From the records, report how many lines hold the word "exons", with the number as the sole reply.

━━━━━ INPUT FOR THIS TASK

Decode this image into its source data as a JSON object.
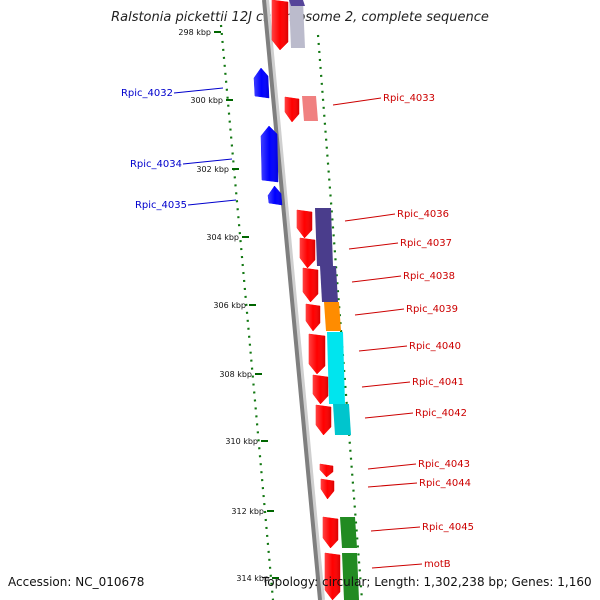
{
  "title": "Ralstonia pickettii 12J chromosome 2, complete sequence",
  "footer": {
    "accession": "Accession: NC_010678",
    "topology": "Topology: circular; Length: 1,302,238 bp; Genes: 1,160"
  },
  "colors": {
    "forward_gene": "#ff0000",
    "reverse_gene": "#0000ff",
    "forward_label": "#cc0000",
    "reverse_label": "#0000cc",
    "tick": "#006600",
    "backbone": "#808080"
  },
  "ticks": [
    "298 kbp",
    "300 kbp",
    "302 kbp",
    "304 kbp",
    "306 kbp",
    "308 kbp",
    "310 kbp",
    "312 kbp",
    "314 kbp"
  ],
  "reverse_labels": [
    "Rpic_4032",
    "Rpic_4034",
    "Rpic_4035"
  ],
  "forward_labels": [
    "Rpic_4033",
    "Rpic_4036",
    "Rpic_4037",
    "Rpic_4038",
    "Rpic_4039",
    "Rpic_4040",
    "Rpic_4041",
    "Rpic_4042",
    "Rpic_4043",
    "Rpic_4044",
    "Rpic_4045",
    "motB"
  ]
}
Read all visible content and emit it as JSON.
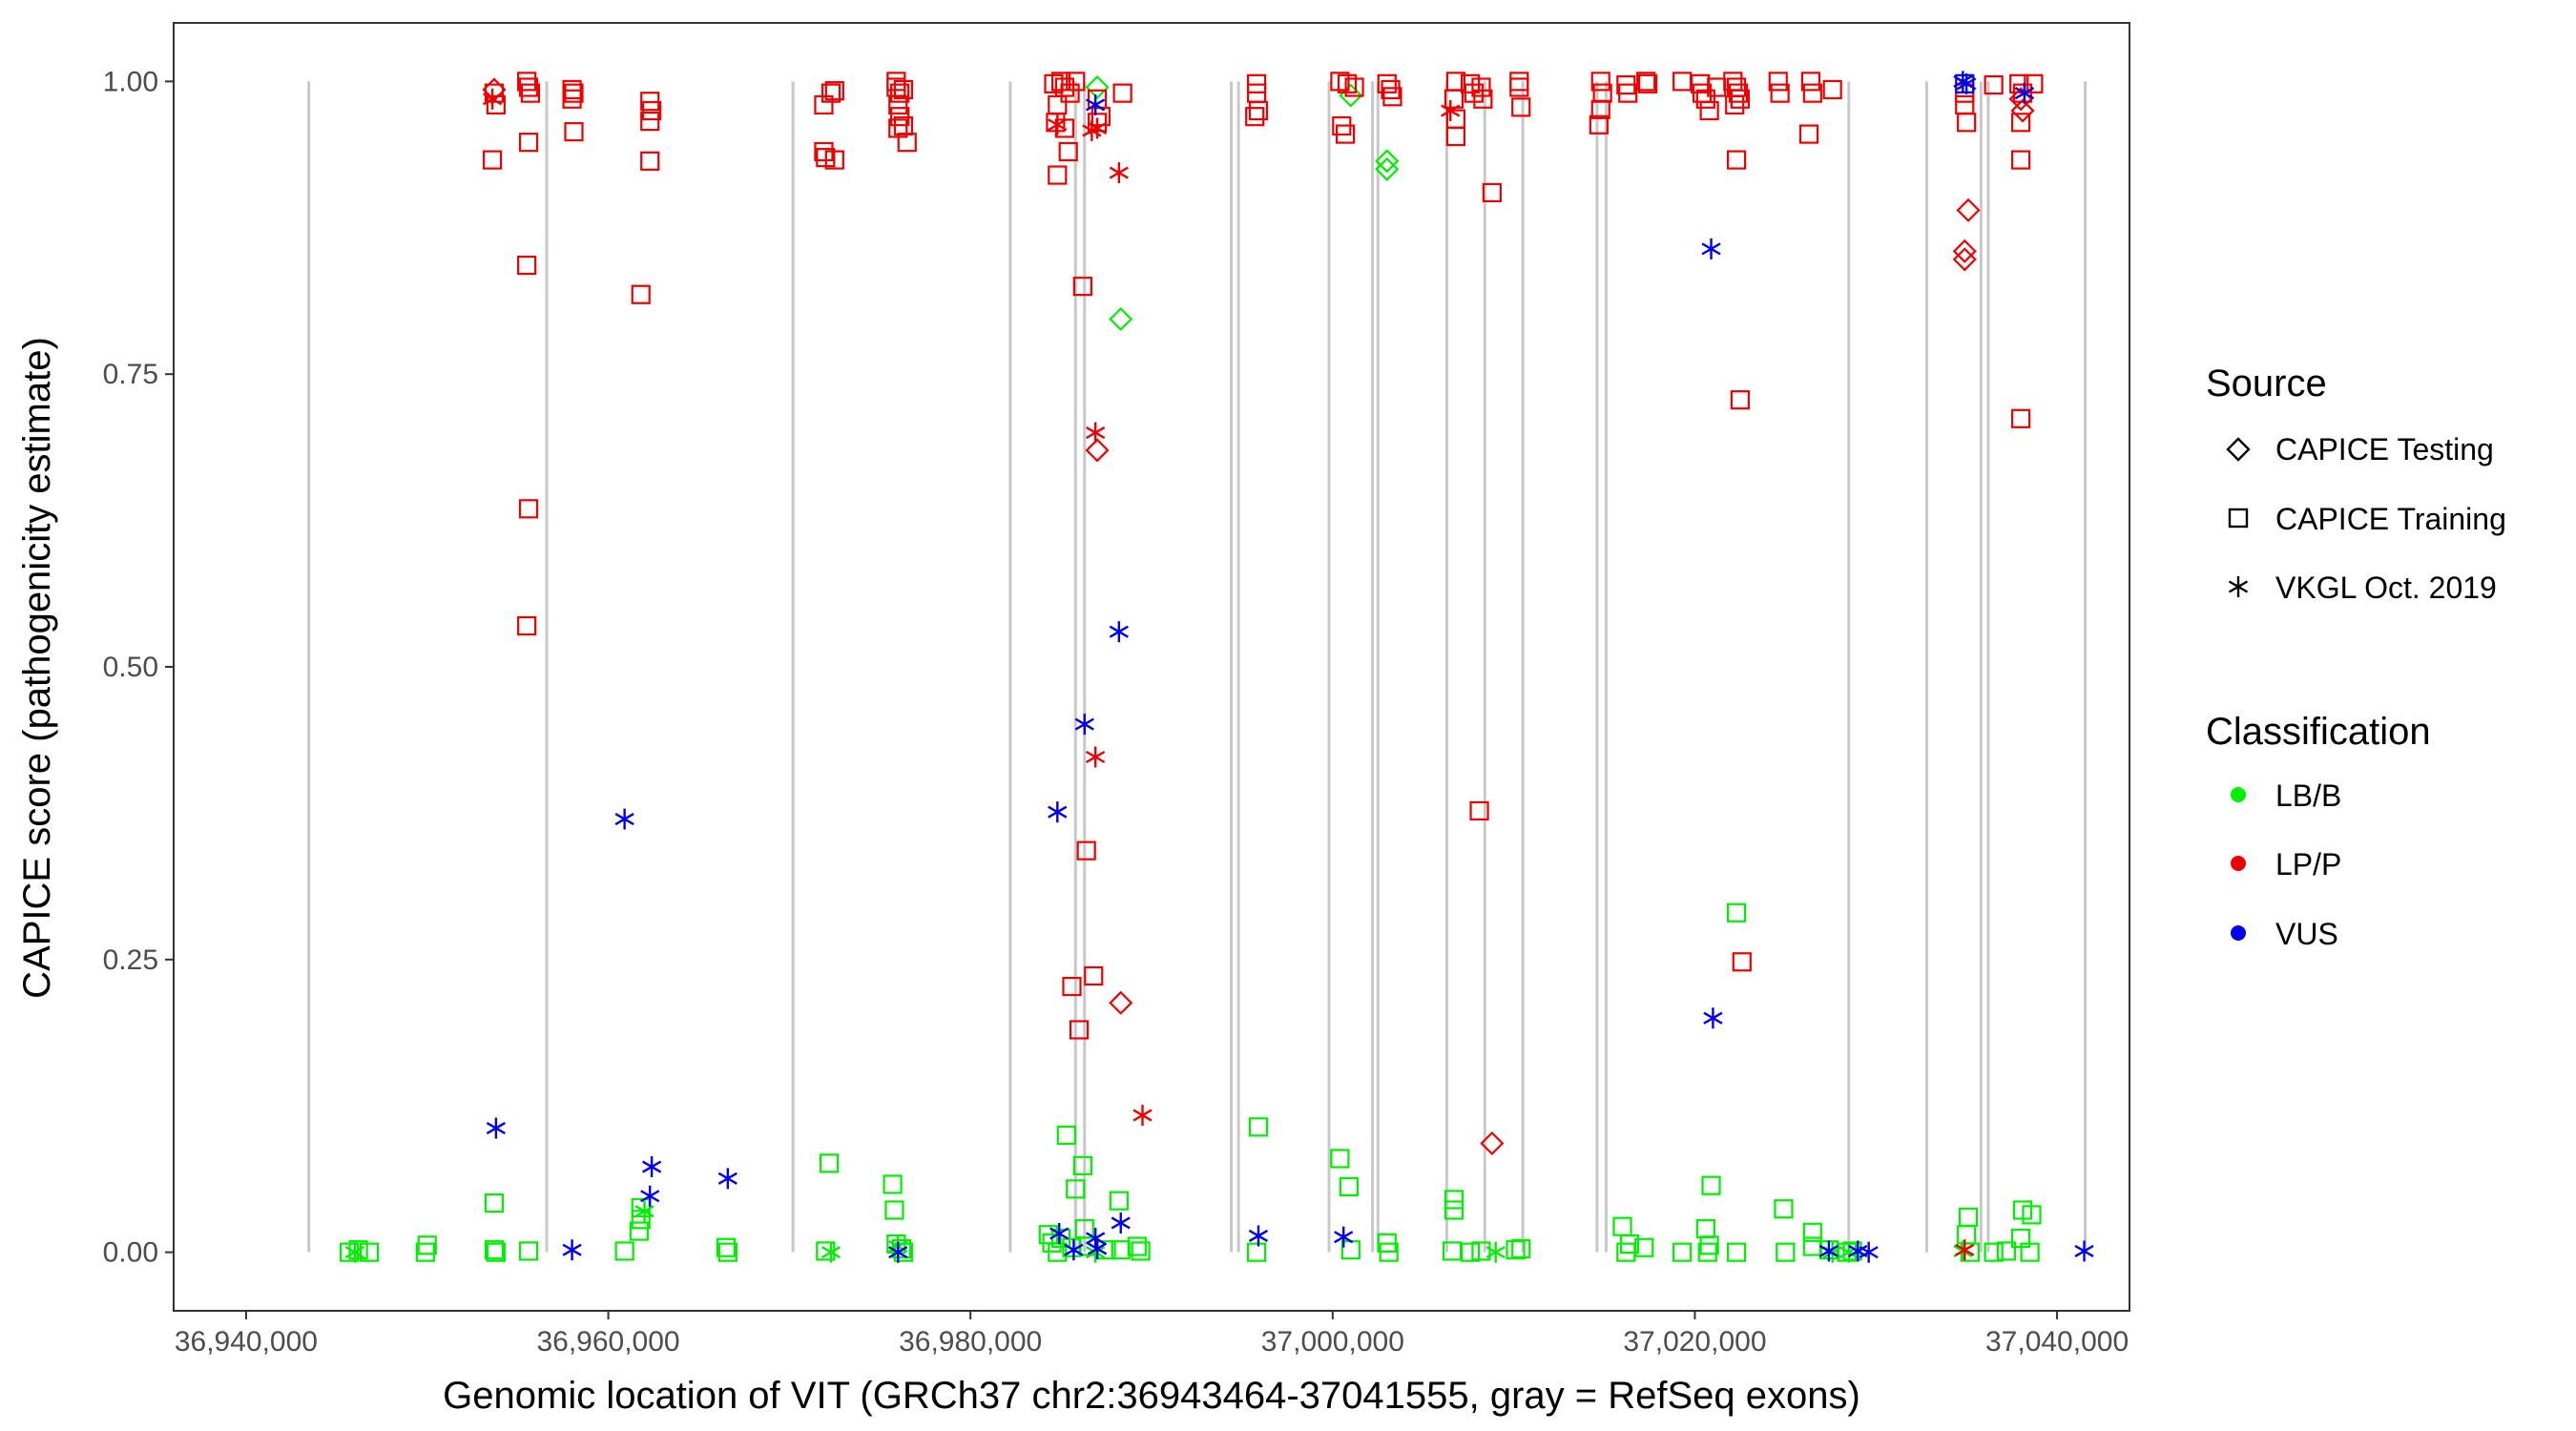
{
  "chart_data": {
    "type": "scatter",
    "xlabel": "Genomic location of VIT (GRCh37 chr2:36943464-37041555, gray = RefSeq exons)",
    "ylabel": "CAPICE score (pathogenicity estimate)",
    "xlim": [
      36936000,
      37044000
    ],
    "ylim": [
      -0.05,
      1.05
    ],
    "x_ticks": [
      36940000,
      36960000,
      36980000,
      37000000,
      37020000,
      37040000
    ],
    "x_tick_labels": [
      "36,940,000",
      "36,960,000",
      "36,980,000",
      "37,000,000",
      "37,020,000",
      "37,040,000"
    ],
    "y_ticks": [
      0,
      0.25,
      0.5,
      0.75,
      1.0
    ],
    "y_tick_labels": [
      "0.00",
      "0.25",
      "0.50",
      "0.75",
      "1.00"
    ],
    "grid": false,
    "exons": [
      36943464,
      36956600,
      36970200,
      36982200,
      36985800,
      36986300,
      36994400,
      36994800,
      36999800,
      37002200,
      37002500,
      37006300,
      37008400,
      37010500,
      37014600,
      37015100,
      37028500,
      37032800,
      37035800,
      37036200,
      37041555
    ],
    "legend_position": "right",
    "legend_source": {
      "title": "Source",
      "entries": [
        {
          "label": "CAPICE Testing",
          "shape": "diamond"
        },
        {
          "label": "CAPICE Training",
          "shape": "square"
        },
        {
          "label": "VKGL Oct. 2019",
          "shape": "asterisk"
        }
      ]
    },
    "legend_classification": {
      "title": "Classification",
      "entries": [
        {
          "label": "LB/B",
          "color": "#00ee00"
        },
        {
          "label": "LP/P",
          "color": "#ee0000"
        },
        {
          "label": "VUS",
          "color": "#0000ee"
        }
      ]
    },
    "series": [
      {
        "class": "LP/P",
        "source": "CAPICE Training",
        "points": [
          [
            36953700,
            0.99
          ],
          [
            36953800,
            0.98
          ],
          [
            36953600,
            0.933
          ],
          [
            36955500,
            1.0
          ],
          [
            36955600,
            0.995
          ],
          [
            36955700,
            0.99
          ],
          [
            36955600,
            0.948
          ],
          [
            36955500,
            0.843
          ],
          [
            36955600,
            0.635
          ],
          [
            36955500,
            0.535
          ],
          [
            36958000,
            0.993
          ],
          [
            36958100,
            0.99
          ],
          [
            36958000,
            0.985
          ],
          [
            36958100,
            0.957
          ],
          [
            36961800,
            0.818
          ],
          [
            36962300,
            0.983
          ],
          [
            36962400,
            0.975
          ],
          [
            36962300,
            0.966
          ],
          [
            36962300,
            0.932
          ],
          [
            36971900,
            0.98
          ],
          [
            36971900,
            0.94
          ],
          [
            36972000,
            0.935
          ],
          [
            36972300,
            0.99
          ],
          [
            36972500,
            0.992
          ],
          [
            36972500,
            0.933
          ],
          [
            36975900,
            1.0
          ],
          [
            36975900,
            0.995
          ],
          [
            36976100,
            0.99
          ],
          [
            36976300,
            0.993
          ],
          [
            36976000,
            0.98
          ],
          [
            36976100,
            0.97
          ],
          [
            36976000,
            0.96
          ],
          [
            36976300,
            0.962
          ],
          [
            36976500,
            0.948
          ],
          [
            36984600,
            0.998
          ],
          [
            36985000,
            1.0
          ],
          [
            36985200,
            0.995
          ],
          [
            36985500,
            0.99
          ],
          [
            36985800,
            1.0
          ],
          [
            36984800,
            0.98
          ],
          [
            36984700,
            0.965
          ],
          [
            36985200,
            0.96
          ],
          [
            36985400,
            0.94
          ],
          [
            36984800,
            0.92
          ],
          [
            36987000,
            0.985
          ],
          [
            36987200,
            0.97
          ],
          [
            36987000,
            0.965
          ],
          [
            36988400,
            0.99
          ],
          [
            36986200,
            0.825
          ],
          [
            36986400,
            0.343
          ],
          [
            36986800,
            0.236
          ],
          [
            36985600,
            0.227
          ],
          [
            36986000,
            0.19
          ],
          [
            36995800,
            0.998
          ],
          [
            36995800,
            0.99
          ],
          [
            36995900,
            0.975
          ],
          [
            36995700,
            0.97
          ],
          [
            37000400,
            1.0
          ],
          [
            37000800,
            0.998
          ],
          [
            37001200,
            0.995
          ],
          [
            37000500,
            0.962
          ],
          [
            37000700,
            0.955
          ],
          [
            37003000,
            0.998
          ],
          [
            37003200,
            0.993
          ],
          [
            37003300,
            0.987
          ],
          [
            37006700,
            0.985
          ],
          [
            37006800,
            0.968
          ],
          [
            37006800,
            0.953
          ],
          [
            37006800,
            1.0
          ],
          [
            37007600,
            0.998
          ],
          [
            37007800,
            0.99
          ],
          [
            37008200,
            0.995
          ],
          [
            37008300,
            0.985
          ],
          [
            37008800,
            0.905
          ],
          [
            37008100,
            0.377
          ],
          [
            37010300,
            1.0
          ],
          [
            37010300,
            0.995
          ],
          [
            37010400,
            0.978
          ],
          [
            37014800,
            1.0
          ],
          [
            37014900,
            0.99
          ],
          [
            37014800,
            0.976
          ],
          [
            37014700,
            0.963
          ],
          [
            37016300,
            0.99
          ],
          [
            37016200,
            0.997
          ],
          [
            37017300,
            1.0
          ],
          [
            37017400,
            0.998
          ],
          [
            37019300,
            1.0
          ],
          [
            37020300,
            0.998
          ],
          [
            37020400,
            0.99
          ],
          [
            37020600,
            0.985
          ],
          [
            37020800,
            0.975
          ],
          [
            37021200,
            0.995
          ],
          [
            37022100,
            1.0
          ],
          [
            37022300,
            0.995
          ],
          [
            37022400,
            0.99
          ],
          [
            37022200,
            0.98
          ],
          [
            37022500,
            0.985
          ],
          [
            37022300,
            0.933
          ],
          [
            37022500,
            0.728
          ],
          [
            37022600,
            0.248
          ],
          [
            37024600,
            1.0
          ],
          [
            37024700,
            0.99
          ],
          [
            37026400,
            1.0
          ],
          [
            37026500,
            0.99
          ],
          [
            37026300,
            0.955
          ],
          [
            37027600,
            0.993
          ],
          [
            37034900,
            0.99
          ],
          [
            37034900,
            0.98
          ],
          [
            37035000,
            0.965
          ],
          [
            37036500,
            0.997
          ],
          [
            37037900,
            0.998
          ],
          [
            37038100,
            0.99
          ],
          [
            37038000,
            0.965
          ],
          [
            37038000,
            0.933
          ],
          [
            37038000,
            0.712
          ],
          [
            37038700,
            0.998
          ]
        ]
      },
      {
        "class": "LP/P",
        "source": "CAPICE Testing",
        "points": [
          [
            36953700,
            0.993
          ],
          [
            36987000,
            0.685
          ],
          [
            36988300,
            0.213
          ],
          [
            37008800,
            0.093
          ],
          [
            37035100,
            0.89
          ],
          [
            37034900,
            0.855
          ],
          [
            37034900,
            0.848
          ],
          [
            37038000,
            0.985
          ],
          [
            37038100,
            0.975
          ]
        ]
      },
      {
        "class": "LP/P",
        "source": "VKGL Oct. 2019",
        "points": [
          [
            36953600,
            0.985
          ],
          [
            36984800,
            0.963
          ],
          [
            36987000,
            0.96
          ],
          [
            36986700,
            0.958
          ],
          [
            36988200,
            0.922
          ],
          [
            36986900,
            0.7
          ],
          [
            36986900,
            0.423
          ],
          [
            36989500,
            0.117
          ],
          [
            37006500,
            0.975
          ],
          [
            37034900,
            0.002
          ],
          [
            37038200,
            0.99
          ]
        ]
      },
      {
        "class": "VUS",
        "source": "VKGL Oct. 2019",
        "points": [
          [
            36953800,
            0.106
          ],
          [
            36958000,
            0.002
          ],
          [
            36960900,
            0.37
          ],
          [
            36962400,
            0.073
          ],
          [
            36962300,
            0.048
          ],
          [
            36966600,
            0.063
          ],
          [
            36976000,
            0.0
          ],
          [
            36984800,
            0.376
          ],
          [
            36984900,
            0.016
          ],
          [
            36985700,
            0.002
          ],
          [
            36986300,
            0.451
          ],
          [
            36986900,
            0.012
          ],
          [
            36987000,
            0.003
          ],
          [
            36986900,
            0.98
          ],
          [
            36988200,
            0.53
          ],
          [
            36988300,
            0.025
          ],
          [
            36995900,
            0.014
          ],
          [
            37000600,
            0.013
          ],
          [
            37020900,
            0.857
          ],
          [
            37021000,
            0.2
          ],
          [
            37027400,
            0.001
          ],
          [
            37029000,
            0.001
          ],
          [
            37029600,
            0.0
          ],
          [
            37034800,
            1.0
          ],
          [
            37035000,
            0.998
          ],
          [
            37038200,
            0.99
          ],
          [
            37041500,
            0.001
          ]
        ]
      },
      {
        "class": "VUS",
        "source": "CAPICE Training",
        "points": [
          [
            37034900,
            0.998
          ]
        ]
      },
      {
        "class": "LB/B",
        "source": "CAPICE Training",
        "points": [
          [
            36945700,
            0.0
          ],
          [
            36946200,
            0.002
          ],
          [
            36946800,
            0.0
          ],
          [
            36949900,
            0.0
          ],
          [
            36950000,
            0.006
          ],
          [
            36953700,
            0.042
          ],
          [
            36953700,
            0.002
          ],
          [
            36953800,
            0.0
          ],
          [
            36955600,
            0.001
          ],
          [
            36960900,
            0.001
          ],
          [
            36961700,
            0.018
          ],
          [
            36961800,
            0.028
          ],
          [
            36961800,
            0.038
          ],
          [
            36966500,
            0.004
          ],
          [
            36966600,
            0.0
          ],
          [
            36972200,
            0.076
          ],
          [
            36972000,
            0.001
          ],
          [
            36975700,
            0.058
          ],
          [
            36975800,
            0.036
          ],
          [
            36975900,
            0.007
          ],
          [
            36976200,
            0.003
          ],
          [
            36976300,
            0.0
          ],
          [
            36984300,
            0.015
          ],
          [
            36984500,
            0.008
          ],
          [
            36984800,
            0.0
          ],
          [
            36985000,
            0.012
          ],
          [
            36985300,
            0.1
          ],
          [
            36985600,
            0.004
          ],
          [
            36985800,
            0.054
          ],
          [
            36986200,
            0.074
          ],
          [
            36986300,
            0.02
          ],
          [
            36986500,
            0.005
          ],
          [
            36987500,
            0.002
          ],
          [
            36988200,
            0.044
          ],
          [
            36988300,
            0.002
          ],
          [
            36989200,
            0.005
          ],
          [
            36989400,
            0.001
          ],
          [
            36995900,
            0.107
          ],
          [
            36995800,
            0.0
          ],
          [
            37000400,
            0.08
          ],
          [
            37000900,
            0.056
          ],
          [
            37001000,
            0.002
          ],
          [
            37003000,
            0.008
          ],
          [
            37003100,
            0.0
          ],
          [
            37006700,
            0.045
          ],
          [
            37006700,
            0.036
          ],
          [
            37006600,
            0.001
          ],
          [
            37007600,
            0.0
          ],
          [
            37008200,
            0.001
          ],
          [
            37010100,
            0.002
          ],
          [
            37010400,
            0.003
          ],
          [
            37016000,
            0.022
          ],
          [
            37016400,
            0.007
          ],
          [
            37016200,
            0.0
          ],
          [
            37017200,
            0.004
          ],
          [
            37019300,
            0.0
          ],
          [
            37020600,
            0.02
          ],
          [
            37020900,
            0.057
          ],
          [
            37020800,
            0.006
          ],
          [
            37022300,
            0.29
          ],
          [
            37022300,
            0.0
          ],
          [
            37020700,
            0.0
          ],
          [
            37024900,
            0.037
          ],
          [
            37025000,
            0.0
          ],
          [
            37026500,
            0.017
          ],
          [
            37026500,
            0.005
          ],
          [
            37027400,
            0.002
          ],
          [
            37028400,
            0.0
          ],
          [
            37028700,
            0.001
          ],
          [
            37035100,
            0.03
          ],
          [
            37035000,
            0.015
          ],
          [
            37035200,
            0.0
          ],
          [
            37036500,
            0.0
          ],
          [
            37037200,
            0.001
          ],
          [
            37038100,
            0.036
          ],
          [
            37038000,
            0.012
          ],
          [
            37038600,
            0.032
          ],
          [
            37038500,
            0.0
          ]
        ]
      },
      {
        "class": "LB/B",
        "source": "CAPICE Testing",
        "points": [
          [
            36987000,
            0.995
          ],
          [
            36988300,
            0.797
          ],
          [
            37003000,
            0.932
          ],
          [
            37003000,
            0.925
          ],
          [
            37001000,
            0.988
          ]
        ]
      },
      {
        "class": "LB/B",
        "source": "VKGL Oct. 2019",
        "points": [
          [
            36946000,
            0.0
          ],
          [
            36962000,
            0.035
          ],
          [
            36972300,
            0.0
          ],
          [
            36976000,
            0.005
          ],
          [
            36986900,
            0.0
          ],
          [
            37009000,
            0.0
          ],
          [
            37027600,
            0.0
          ],
          [
            37028500,
            0.0
          ],
          [
            37034800,
            0.001
          ]
        ]
      }
    ]
  }
}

━━━━━━━━━━

- [REPLY]
2